Sulfur dioxide (SO2) is generated by burning coal and heavy fuel oil. It is highly water-soluble: at high concentrations it dissolves in upper-airway moisture to form sulfurous acid, causing bronchospasm and laryngeal oedema. At lower concentrations it contributes to acid rain (when oxidised in the atmosphere to H2SO4), damaging ecosystems and eroding stone monuments.
Lead was once a major air pollutant from petrol (leaded petrol was phased out in India by 2000). Today, occupational exposure (battery recycling, smelting, paint manufacturing) remains significant. Lead is a cumulative heavy metal neurotoxin: children are especially vulnerable because their blood-brain barriers are more permeable and they absorb 50% of ingested lead vs 10% in adults. Blood lead levels ≥5 µg/dL require public health action (CDC 2021 reference value). Lead interferes with haem synthesis (causing anaemia), impairs calcium-dependent neurotransmitter release, and damages proximal renal tubules.
Noise and Radiation Hazards
Noise pollution is measured in decibels (dB) on a logarithmic scale. The ear tolerates brief high-intensity sounds but suffers cumulative damage with sustained high exposures. Noise-induced hearing loss (NIHL) is the most prevalent occupational disease globally: exposure to ≥85 dB(A) for 8 hours/day over years destroys cochlear hair cells irreversibly. India's Central Pollution Control Board (CPCB) sets occupational noise limits at 85 dB(A) for an 8-hour time-weighted average. Community noise standards under the Environment (Protection) Amendment Rules 2000 set daytime limits of 75 dB for industrial zones, 65 dB for commercial, 55 dB for residential areas, and 50 dB for silence zones.
Beyond hearing loss, noise causes non-auditory effects: sustained exposure to community noise >55 dB at night (WHO guidance) disrupts sleep, raises sympathetic tone, and is associated with elevated cortisol, hypertension, and increased cardiovascular event risk.

□ □ □ □

Carry on the passage on air, noise and radiation hazards from the point where it ends.

Stored items:

□ □ □ □

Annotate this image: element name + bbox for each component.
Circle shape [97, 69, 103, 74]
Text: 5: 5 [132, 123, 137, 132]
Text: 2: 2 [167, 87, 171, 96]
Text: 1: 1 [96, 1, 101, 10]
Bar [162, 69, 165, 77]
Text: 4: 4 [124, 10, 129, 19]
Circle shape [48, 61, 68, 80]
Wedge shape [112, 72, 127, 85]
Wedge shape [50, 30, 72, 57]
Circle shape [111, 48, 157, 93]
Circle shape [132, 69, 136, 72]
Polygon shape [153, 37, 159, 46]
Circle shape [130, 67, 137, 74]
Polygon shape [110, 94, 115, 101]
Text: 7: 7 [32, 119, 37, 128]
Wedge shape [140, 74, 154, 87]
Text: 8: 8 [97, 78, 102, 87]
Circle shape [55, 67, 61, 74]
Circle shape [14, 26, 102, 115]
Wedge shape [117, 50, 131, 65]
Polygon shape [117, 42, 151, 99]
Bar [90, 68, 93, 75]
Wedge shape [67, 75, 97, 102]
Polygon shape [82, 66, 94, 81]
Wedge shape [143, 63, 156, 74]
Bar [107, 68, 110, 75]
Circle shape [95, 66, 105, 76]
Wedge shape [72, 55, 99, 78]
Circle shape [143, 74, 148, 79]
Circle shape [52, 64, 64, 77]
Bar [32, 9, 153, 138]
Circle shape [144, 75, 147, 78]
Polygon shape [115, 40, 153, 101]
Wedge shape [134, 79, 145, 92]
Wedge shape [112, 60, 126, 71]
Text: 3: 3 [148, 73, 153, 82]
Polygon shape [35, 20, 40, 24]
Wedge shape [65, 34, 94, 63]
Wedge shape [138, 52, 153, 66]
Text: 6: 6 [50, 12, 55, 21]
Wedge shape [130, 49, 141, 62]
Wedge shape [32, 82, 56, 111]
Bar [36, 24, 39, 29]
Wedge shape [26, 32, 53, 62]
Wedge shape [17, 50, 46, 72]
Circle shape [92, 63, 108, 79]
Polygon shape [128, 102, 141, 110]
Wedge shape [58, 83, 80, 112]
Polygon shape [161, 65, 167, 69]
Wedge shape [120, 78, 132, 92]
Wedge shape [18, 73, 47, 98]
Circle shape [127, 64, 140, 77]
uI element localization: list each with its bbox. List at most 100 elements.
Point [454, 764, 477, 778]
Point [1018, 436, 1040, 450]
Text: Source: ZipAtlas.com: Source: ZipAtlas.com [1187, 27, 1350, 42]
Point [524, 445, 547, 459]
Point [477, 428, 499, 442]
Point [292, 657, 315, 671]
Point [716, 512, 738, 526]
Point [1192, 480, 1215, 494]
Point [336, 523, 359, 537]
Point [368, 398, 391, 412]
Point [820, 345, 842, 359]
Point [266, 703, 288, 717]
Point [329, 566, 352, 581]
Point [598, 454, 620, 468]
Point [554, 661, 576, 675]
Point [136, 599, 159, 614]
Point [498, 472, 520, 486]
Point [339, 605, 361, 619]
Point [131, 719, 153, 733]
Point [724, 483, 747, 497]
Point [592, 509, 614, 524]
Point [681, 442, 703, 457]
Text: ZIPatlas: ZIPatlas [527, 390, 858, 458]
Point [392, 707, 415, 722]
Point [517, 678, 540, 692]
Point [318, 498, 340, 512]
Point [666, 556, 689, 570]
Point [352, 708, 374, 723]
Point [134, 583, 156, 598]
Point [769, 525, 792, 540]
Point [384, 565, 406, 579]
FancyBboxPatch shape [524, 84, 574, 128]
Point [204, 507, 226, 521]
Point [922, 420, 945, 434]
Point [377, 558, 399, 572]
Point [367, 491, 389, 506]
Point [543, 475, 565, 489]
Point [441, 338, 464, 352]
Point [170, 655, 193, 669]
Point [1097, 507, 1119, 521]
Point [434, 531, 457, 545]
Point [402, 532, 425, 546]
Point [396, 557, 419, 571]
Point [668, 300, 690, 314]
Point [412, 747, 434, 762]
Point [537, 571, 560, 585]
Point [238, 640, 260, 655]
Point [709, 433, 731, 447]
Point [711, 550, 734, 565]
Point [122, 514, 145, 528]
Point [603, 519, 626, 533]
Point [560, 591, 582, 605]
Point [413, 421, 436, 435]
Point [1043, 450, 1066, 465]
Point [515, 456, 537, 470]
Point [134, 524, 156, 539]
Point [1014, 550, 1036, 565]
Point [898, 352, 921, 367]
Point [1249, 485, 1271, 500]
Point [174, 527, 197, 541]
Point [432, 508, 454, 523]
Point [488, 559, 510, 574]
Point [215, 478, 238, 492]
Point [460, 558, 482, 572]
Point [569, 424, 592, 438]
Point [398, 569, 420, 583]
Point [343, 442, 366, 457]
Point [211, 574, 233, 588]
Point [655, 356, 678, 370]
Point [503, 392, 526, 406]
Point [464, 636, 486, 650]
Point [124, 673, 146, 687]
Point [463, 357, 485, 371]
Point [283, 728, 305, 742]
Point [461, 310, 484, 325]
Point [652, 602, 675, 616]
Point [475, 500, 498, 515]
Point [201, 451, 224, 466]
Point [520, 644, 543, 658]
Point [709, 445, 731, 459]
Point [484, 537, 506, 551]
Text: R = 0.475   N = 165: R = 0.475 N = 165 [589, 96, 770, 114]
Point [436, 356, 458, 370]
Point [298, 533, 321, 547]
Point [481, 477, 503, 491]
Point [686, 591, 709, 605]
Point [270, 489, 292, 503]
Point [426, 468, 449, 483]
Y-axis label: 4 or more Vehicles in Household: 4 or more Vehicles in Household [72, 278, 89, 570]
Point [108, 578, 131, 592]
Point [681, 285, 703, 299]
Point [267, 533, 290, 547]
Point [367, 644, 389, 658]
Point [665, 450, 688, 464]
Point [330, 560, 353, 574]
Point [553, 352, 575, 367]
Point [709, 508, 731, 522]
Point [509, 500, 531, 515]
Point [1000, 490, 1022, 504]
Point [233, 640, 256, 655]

□ □ □ □

• _REPLY TO THE TASK_:
Radiation is divided into two categories with very different health profiles. Ionising radiation (X-rays, gamma rays, alpha and beta particles, neutrons) carries sufficient energy to eject electrons from atoms, generating free radicals that cause double-stranded DNA breaks. Effects are: (a) deterministic—occur above a threshold dose, severity increases with dose (e.g. radiation sickness at >1 Gy acute, cataract at >0.5 Gy); (b) stochastic—probabilistic, no threshold, severity independent of dose (e.g. radiation-induced cancer, heritable mutations). Occupational exposures from radiology, nuclear medicine, and industrial radiography are regulated under the Atomic Energy (Radiation Protection) Rules 2004 (effective dose limit: 20 mSv/year for radiation workers).
Non-ionising radiation (UV, infrared, microwave, radiofrequency) lacks sufficient photon energy to ionise atoms but causes biological effects through heating and photochemical reactions. UV-B radiation (280-315 nm) causes skin erythema, premature ageing, and is the primary aetiological agent in cutaneous squamous cell carcinoma and basal cell carcinoma, as well as cataracts. Stratospheric ozone depletion by chlorofluorocarbons (CFCs) increases UV-B reaching the earth's surface.